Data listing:
------------
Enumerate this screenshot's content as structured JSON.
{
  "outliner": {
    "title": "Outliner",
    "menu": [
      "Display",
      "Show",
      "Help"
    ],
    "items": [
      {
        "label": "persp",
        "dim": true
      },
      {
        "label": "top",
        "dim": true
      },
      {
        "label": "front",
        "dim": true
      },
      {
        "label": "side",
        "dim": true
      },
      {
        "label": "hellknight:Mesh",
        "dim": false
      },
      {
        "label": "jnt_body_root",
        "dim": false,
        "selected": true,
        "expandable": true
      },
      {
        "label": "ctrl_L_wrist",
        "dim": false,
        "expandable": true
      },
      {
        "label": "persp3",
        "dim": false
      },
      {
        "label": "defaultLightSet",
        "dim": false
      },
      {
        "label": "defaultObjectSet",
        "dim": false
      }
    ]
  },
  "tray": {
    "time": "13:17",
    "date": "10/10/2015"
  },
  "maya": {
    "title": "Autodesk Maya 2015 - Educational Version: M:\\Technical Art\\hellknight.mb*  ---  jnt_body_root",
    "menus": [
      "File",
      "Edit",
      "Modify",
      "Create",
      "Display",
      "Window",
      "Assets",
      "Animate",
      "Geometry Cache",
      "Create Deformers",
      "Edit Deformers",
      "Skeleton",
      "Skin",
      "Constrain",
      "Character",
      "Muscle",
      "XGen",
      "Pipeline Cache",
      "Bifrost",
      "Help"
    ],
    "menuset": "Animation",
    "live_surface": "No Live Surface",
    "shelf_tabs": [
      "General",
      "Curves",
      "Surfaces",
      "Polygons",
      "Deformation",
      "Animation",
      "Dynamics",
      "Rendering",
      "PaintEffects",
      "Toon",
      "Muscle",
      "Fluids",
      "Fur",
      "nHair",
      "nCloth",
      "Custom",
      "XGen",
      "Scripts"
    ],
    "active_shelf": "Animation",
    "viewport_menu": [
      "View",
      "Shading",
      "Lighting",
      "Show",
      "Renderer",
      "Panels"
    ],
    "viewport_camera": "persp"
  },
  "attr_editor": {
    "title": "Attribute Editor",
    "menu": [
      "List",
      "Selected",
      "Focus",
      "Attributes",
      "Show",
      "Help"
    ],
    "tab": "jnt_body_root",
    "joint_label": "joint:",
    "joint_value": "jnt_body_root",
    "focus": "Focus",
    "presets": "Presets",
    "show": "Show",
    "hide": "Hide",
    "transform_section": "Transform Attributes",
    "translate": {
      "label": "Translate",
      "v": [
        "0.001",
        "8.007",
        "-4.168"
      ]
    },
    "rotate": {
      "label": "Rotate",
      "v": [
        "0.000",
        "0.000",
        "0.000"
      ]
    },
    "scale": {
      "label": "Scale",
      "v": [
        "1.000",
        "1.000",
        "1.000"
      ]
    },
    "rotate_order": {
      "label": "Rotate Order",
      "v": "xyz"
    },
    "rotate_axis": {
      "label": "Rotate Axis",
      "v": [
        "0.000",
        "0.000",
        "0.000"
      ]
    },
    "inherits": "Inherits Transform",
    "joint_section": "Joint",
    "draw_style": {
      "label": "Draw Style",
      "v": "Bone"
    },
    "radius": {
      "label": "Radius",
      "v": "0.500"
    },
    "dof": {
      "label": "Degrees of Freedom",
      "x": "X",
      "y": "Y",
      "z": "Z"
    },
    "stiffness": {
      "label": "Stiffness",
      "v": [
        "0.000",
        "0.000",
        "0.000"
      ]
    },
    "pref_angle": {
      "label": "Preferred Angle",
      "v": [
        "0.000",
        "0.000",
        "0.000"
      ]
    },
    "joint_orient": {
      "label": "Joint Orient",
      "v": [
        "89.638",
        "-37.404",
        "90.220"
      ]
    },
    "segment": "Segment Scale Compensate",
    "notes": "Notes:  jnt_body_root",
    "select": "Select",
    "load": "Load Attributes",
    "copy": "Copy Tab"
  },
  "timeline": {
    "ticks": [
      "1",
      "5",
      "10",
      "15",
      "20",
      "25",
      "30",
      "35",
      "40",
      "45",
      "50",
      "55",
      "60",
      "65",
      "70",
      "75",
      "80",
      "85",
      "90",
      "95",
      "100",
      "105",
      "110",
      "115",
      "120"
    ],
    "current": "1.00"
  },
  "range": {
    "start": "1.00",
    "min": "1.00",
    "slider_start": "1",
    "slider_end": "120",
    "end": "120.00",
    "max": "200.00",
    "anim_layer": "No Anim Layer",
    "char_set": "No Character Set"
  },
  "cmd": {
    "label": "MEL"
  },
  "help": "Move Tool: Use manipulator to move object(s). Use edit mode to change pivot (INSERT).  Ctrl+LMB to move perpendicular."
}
------------
__Goal__
Return each line of the data that contains the string "Attributes".

__Result of the task__
      "Attributes",
    "transform_section": "Transform Attributes",
    "load": "Load Attributes",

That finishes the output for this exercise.